# Exercise brief
Where a line contains the string "name", copy that line.

# Data supplied
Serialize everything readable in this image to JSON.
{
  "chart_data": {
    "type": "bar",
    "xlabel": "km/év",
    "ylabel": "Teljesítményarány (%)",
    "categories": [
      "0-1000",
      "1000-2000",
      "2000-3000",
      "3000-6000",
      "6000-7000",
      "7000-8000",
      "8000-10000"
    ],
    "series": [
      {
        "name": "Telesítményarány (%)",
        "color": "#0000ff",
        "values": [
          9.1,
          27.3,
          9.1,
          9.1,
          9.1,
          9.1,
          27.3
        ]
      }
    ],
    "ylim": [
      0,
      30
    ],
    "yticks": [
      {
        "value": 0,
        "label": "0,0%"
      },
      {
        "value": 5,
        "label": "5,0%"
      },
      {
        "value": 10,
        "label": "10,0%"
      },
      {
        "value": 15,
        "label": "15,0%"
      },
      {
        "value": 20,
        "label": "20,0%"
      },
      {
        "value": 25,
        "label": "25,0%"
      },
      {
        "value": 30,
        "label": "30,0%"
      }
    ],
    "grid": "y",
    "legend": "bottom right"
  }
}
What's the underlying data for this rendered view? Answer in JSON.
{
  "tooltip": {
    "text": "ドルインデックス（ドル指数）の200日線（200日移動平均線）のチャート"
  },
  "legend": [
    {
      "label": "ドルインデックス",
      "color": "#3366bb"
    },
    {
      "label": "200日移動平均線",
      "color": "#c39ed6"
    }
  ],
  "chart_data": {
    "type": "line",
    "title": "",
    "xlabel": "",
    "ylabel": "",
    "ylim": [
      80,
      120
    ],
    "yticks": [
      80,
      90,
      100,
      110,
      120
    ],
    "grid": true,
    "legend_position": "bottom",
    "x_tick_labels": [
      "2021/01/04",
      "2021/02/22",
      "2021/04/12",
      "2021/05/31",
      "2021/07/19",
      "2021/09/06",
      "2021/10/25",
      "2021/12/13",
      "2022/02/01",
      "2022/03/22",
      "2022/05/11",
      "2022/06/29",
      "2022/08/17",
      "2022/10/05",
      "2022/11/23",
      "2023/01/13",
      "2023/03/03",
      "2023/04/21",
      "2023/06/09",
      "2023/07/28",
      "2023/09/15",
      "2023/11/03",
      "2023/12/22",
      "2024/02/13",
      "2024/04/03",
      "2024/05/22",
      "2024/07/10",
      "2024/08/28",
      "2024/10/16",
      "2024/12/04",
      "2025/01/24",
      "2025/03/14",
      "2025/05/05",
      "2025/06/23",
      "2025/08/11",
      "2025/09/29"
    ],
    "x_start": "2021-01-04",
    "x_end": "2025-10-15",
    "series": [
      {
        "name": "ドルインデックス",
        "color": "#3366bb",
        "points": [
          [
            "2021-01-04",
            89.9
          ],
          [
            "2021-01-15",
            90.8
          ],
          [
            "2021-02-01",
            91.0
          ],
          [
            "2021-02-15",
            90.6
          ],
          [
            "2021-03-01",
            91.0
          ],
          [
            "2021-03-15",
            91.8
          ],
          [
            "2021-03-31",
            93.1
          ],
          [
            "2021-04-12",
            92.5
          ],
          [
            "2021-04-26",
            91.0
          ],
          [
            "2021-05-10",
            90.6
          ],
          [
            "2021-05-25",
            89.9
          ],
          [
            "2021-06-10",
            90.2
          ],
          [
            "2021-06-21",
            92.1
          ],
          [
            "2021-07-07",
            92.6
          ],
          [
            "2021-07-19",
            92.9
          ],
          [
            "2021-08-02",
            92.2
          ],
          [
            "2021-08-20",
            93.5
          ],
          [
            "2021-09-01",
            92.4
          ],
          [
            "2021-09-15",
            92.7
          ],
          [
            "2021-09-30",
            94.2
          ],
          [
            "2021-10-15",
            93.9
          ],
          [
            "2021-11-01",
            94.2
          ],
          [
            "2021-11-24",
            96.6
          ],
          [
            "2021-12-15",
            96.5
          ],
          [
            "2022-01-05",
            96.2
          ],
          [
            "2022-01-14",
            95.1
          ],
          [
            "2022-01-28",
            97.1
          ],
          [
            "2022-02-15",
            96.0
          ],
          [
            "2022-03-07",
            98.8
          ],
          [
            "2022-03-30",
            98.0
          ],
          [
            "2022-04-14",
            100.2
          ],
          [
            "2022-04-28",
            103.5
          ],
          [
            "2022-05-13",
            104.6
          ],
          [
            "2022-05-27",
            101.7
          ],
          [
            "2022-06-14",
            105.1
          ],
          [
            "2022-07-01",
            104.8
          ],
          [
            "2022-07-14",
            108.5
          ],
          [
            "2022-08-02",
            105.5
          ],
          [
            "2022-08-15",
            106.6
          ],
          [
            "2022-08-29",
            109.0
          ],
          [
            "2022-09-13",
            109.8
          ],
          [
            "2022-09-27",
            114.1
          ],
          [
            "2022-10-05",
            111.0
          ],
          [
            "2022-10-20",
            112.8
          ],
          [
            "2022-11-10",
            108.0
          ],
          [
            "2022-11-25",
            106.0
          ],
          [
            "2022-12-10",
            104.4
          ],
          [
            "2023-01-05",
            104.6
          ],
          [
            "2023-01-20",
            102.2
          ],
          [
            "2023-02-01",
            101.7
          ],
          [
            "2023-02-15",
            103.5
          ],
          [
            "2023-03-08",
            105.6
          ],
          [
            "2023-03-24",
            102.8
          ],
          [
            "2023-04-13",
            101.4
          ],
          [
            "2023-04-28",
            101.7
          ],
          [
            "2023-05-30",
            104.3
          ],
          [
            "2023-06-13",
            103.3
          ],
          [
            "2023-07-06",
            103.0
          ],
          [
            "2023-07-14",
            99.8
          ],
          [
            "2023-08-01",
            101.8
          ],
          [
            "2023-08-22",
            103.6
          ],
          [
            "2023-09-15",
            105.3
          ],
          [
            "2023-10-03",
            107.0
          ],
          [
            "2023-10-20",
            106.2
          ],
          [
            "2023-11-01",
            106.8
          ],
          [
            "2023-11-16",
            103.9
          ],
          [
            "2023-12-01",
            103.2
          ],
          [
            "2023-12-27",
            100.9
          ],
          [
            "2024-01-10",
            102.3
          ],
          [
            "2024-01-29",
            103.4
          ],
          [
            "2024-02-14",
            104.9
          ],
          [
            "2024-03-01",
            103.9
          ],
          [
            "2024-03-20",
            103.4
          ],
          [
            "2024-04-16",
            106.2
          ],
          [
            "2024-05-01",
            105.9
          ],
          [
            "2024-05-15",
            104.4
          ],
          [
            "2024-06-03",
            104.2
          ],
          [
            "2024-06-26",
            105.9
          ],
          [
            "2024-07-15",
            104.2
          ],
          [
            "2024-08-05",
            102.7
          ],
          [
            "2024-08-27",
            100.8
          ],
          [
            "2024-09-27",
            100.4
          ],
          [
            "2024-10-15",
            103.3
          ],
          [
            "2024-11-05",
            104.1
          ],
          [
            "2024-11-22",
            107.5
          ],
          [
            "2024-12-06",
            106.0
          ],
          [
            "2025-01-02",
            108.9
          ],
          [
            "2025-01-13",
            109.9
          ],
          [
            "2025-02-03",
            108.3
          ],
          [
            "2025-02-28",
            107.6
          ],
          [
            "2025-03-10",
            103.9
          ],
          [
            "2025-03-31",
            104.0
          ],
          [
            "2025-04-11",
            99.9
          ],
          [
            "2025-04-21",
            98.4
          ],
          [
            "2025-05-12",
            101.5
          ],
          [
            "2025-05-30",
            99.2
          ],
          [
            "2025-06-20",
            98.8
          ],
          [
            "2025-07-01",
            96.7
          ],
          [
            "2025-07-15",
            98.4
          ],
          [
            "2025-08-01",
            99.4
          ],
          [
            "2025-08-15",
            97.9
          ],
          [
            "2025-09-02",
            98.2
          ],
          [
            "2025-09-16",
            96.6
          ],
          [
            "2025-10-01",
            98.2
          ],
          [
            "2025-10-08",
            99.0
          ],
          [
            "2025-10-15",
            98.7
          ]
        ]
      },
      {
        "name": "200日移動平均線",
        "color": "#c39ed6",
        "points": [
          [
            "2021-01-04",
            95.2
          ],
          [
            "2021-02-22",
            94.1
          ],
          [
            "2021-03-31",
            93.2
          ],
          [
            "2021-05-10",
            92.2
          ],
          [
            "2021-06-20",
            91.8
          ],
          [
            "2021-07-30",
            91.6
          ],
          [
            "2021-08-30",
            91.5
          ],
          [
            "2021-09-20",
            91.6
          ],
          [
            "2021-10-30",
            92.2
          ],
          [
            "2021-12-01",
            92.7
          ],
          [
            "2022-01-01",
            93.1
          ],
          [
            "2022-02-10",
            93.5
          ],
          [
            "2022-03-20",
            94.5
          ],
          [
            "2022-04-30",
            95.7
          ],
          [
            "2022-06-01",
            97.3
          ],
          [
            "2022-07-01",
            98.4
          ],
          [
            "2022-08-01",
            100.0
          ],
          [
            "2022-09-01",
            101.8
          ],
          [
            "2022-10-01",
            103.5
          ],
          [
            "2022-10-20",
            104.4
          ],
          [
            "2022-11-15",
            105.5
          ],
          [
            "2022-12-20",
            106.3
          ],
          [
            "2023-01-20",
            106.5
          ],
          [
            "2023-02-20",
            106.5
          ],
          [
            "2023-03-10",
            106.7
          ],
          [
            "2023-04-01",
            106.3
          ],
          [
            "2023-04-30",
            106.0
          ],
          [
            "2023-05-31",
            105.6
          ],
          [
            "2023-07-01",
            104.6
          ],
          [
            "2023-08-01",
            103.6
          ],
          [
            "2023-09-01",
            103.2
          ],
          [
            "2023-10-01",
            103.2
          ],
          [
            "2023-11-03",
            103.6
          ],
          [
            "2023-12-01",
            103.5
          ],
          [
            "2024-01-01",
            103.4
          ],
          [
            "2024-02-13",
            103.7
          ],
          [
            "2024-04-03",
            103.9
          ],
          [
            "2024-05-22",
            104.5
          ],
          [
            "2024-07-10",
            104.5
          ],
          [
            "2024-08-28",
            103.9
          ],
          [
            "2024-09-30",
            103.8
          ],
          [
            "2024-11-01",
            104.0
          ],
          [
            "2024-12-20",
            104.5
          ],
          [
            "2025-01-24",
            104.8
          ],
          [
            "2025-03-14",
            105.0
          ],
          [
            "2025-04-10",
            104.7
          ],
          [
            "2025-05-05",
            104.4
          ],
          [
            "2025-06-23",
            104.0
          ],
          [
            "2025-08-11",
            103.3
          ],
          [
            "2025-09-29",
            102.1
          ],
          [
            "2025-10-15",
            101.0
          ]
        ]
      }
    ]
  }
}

# Worked solution
        "name": "Telesítményarány (%)",
        "name": "ドルインデックス",
        "name": "200日移動平均線",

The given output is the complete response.